Work instructions
Show every line of the records below that contains the word "Annual".

Stored records
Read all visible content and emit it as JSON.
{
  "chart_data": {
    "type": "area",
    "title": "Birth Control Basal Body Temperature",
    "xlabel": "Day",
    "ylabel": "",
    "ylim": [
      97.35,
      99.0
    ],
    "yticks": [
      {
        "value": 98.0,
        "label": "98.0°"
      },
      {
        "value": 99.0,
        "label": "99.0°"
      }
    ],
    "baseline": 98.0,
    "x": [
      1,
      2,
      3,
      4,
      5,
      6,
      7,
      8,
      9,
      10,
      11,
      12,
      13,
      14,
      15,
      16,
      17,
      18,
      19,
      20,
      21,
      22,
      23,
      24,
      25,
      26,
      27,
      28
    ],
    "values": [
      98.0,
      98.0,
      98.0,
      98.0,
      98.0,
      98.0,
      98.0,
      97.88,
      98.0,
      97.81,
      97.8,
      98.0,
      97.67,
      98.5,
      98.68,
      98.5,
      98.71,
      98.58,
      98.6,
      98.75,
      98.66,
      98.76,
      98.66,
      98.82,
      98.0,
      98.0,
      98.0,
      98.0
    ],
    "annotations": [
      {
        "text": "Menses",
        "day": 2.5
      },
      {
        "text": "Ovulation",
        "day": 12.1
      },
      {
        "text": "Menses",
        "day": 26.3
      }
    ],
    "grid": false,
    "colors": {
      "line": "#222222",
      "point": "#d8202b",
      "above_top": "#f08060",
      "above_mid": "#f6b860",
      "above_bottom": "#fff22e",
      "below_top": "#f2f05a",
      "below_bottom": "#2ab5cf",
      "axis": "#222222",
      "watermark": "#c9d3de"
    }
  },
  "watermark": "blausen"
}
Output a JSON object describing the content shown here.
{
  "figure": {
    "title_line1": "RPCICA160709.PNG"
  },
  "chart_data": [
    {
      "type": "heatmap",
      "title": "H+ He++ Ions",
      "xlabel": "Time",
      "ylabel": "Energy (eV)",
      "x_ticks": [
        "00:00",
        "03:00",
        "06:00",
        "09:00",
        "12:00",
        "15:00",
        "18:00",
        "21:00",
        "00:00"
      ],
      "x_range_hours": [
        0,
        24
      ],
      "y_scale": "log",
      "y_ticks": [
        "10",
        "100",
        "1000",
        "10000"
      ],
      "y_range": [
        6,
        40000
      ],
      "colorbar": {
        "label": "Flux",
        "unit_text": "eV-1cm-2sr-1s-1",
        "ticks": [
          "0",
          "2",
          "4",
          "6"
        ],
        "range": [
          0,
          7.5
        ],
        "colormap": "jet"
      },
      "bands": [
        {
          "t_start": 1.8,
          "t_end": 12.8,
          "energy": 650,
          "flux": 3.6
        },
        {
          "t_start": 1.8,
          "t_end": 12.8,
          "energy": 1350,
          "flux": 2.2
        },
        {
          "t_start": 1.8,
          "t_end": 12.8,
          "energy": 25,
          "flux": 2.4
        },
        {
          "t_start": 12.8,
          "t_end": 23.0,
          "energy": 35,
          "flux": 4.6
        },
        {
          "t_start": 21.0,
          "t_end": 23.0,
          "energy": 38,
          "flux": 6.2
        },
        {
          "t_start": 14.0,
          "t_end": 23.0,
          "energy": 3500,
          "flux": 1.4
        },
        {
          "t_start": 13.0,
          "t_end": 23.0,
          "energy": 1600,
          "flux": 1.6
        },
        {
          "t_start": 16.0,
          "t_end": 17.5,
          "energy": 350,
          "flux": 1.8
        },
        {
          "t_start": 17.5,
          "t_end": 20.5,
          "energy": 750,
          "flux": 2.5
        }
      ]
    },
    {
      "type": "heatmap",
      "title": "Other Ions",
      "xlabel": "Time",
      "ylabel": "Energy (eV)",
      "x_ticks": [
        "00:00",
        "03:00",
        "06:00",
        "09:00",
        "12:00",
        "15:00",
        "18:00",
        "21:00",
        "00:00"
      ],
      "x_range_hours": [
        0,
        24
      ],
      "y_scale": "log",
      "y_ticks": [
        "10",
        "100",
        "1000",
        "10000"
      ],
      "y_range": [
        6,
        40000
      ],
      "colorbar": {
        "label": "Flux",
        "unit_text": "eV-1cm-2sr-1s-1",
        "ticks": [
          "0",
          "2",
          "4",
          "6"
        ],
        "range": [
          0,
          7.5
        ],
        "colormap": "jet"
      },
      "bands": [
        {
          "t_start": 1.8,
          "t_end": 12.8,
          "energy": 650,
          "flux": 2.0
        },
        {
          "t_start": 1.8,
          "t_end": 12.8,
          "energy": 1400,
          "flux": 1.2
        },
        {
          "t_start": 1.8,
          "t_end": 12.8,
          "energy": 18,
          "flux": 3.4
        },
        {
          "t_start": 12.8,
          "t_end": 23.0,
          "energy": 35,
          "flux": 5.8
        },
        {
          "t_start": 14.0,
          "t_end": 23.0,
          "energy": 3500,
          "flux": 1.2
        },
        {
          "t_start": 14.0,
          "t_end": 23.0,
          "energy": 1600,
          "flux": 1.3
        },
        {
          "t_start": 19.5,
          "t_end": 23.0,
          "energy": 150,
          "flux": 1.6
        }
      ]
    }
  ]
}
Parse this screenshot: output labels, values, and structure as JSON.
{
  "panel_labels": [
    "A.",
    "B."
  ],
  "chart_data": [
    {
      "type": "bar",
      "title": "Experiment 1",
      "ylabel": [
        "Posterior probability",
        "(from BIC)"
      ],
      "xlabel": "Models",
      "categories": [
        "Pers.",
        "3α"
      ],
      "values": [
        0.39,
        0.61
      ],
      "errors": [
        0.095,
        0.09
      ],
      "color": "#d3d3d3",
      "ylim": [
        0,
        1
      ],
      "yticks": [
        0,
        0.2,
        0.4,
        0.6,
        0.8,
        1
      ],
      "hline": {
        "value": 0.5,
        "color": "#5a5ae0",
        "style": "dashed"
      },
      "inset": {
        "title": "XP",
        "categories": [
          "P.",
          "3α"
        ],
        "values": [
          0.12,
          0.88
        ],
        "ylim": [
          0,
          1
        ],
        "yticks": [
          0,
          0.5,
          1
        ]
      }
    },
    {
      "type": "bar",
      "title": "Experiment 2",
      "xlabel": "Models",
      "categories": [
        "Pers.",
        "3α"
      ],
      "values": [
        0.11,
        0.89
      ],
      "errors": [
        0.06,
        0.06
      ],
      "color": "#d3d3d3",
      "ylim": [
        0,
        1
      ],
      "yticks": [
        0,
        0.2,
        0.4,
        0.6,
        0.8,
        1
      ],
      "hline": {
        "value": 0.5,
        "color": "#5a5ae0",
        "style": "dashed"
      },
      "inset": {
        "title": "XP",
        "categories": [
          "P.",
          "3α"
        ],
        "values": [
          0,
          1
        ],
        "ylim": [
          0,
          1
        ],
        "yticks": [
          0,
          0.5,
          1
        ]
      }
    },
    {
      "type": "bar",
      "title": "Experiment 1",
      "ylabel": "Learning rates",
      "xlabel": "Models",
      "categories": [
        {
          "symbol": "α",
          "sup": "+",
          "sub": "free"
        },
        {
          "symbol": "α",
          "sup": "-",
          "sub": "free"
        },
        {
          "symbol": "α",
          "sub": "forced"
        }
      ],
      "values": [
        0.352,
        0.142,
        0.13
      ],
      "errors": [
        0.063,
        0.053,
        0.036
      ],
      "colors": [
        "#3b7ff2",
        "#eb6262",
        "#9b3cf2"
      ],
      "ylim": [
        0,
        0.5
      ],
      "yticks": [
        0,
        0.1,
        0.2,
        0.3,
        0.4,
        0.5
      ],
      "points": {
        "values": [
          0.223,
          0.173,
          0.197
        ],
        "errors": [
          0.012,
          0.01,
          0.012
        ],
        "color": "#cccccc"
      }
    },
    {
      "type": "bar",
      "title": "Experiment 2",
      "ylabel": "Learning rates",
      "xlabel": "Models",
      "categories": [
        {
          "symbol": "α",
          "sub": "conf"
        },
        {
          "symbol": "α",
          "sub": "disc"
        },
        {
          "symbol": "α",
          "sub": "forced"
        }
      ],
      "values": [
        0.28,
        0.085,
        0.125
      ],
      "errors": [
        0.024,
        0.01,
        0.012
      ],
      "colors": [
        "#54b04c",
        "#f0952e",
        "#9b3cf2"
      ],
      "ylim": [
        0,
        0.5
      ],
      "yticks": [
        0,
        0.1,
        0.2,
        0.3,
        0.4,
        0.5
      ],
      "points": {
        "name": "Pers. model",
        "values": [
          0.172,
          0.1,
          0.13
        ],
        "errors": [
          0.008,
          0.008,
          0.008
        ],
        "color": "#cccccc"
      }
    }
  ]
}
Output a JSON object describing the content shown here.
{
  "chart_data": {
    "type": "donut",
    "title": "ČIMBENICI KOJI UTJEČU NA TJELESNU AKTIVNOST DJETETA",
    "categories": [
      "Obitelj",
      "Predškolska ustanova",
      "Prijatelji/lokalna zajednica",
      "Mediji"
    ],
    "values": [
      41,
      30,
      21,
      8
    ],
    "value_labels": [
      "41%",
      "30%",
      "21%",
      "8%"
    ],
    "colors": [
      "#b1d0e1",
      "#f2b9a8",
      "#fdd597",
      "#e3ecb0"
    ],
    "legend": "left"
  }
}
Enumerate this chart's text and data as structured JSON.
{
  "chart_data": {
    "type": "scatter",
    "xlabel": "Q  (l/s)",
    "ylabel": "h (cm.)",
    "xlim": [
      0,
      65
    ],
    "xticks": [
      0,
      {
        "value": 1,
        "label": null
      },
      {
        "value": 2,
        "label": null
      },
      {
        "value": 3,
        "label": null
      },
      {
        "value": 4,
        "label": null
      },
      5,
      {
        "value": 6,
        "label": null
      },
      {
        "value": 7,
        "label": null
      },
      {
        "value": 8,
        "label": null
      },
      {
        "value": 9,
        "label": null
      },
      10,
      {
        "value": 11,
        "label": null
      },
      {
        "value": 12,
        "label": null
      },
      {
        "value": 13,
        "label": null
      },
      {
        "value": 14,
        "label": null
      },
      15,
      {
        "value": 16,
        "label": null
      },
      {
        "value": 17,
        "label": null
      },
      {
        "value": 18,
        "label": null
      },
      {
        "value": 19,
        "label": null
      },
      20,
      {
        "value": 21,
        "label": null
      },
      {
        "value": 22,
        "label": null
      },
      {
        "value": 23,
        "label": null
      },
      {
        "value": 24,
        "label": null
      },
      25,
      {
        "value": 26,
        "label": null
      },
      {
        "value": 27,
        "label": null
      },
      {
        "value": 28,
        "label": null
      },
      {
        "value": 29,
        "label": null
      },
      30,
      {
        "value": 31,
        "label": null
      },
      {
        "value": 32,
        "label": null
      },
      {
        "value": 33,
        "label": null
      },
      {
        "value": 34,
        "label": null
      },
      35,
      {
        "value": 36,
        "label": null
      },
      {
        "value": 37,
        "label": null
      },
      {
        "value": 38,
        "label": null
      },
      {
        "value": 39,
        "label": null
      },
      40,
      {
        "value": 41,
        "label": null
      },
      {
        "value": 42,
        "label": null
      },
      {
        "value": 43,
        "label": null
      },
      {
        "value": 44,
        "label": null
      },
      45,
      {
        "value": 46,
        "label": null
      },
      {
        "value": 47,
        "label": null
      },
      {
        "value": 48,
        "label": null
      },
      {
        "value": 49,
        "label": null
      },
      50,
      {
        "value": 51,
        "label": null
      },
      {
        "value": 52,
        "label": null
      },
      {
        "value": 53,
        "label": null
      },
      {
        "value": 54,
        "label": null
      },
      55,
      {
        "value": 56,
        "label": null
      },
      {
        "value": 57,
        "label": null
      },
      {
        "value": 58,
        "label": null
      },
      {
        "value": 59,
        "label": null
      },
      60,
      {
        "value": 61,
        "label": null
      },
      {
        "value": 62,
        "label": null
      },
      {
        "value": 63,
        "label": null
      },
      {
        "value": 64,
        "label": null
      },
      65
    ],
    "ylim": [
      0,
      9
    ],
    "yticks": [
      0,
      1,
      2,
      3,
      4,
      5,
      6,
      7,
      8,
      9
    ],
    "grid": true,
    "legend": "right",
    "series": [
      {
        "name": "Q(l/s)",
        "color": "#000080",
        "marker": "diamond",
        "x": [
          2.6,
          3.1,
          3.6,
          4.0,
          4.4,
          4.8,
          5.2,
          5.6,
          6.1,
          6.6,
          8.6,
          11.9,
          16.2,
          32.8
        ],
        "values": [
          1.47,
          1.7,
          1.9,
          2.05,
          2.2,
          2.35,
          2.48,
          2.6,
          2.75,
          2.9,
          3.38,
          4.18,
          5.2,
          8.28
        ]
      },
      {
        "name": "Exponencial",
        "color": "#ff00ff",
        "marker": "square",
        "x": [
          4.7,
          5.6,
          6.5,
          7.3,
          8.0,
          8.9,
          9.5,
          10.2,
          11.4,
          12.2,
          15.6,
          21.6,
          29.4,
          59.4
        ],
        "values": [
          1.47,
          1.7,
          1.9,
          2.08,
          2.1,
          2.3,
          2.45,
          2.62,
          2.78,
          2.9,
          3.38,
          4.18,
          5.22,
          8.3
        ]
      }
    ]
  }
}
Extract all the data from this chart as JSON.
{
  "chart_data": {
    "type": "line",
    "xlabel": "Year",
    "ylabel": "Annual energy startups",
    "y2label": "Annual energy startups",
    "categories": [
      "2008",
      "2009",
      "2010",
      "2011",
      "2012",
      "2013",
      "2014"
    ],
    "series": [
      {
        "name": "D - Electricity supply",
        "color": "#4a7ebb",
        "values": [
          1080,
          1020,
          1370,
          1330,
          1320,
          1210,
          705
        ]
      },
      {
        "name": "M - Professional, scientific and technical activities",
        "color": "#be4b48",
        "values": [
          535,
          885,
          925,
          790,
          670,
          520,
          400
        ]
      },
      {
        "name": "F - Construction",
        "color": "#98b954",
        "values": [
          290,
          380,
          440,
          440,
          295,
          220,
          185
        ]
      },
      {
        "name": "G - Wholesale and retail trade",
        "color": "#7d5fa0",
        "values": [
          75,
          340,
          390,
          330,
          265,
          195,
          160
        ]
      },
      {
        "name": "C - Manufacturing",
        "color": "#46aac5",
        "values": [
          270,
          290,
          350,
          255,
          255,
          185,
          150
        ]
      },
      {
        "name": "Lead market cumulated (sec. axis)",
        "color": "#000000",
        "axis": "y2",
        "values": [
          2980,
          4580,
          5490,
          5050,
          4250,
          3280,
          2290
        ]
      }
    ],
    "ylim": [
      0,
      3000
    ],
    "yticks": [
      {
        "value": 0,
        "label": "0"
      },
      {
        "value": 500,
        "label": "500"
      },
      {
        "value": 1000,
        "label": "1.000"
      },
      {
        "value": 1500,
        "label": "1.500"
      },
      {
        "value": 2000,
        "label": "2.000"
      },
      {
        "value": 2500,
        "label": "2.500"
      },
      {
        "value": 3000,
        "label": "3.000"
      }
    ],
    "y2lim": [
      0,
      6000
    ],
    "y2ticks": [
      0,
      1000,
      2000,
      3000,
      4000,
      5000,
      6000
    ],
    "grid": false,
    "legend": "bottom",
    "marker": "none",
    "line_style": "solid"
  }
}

Task response
    "ylabel": "Annual energy startups",
    "y2label": "Annual energy startups",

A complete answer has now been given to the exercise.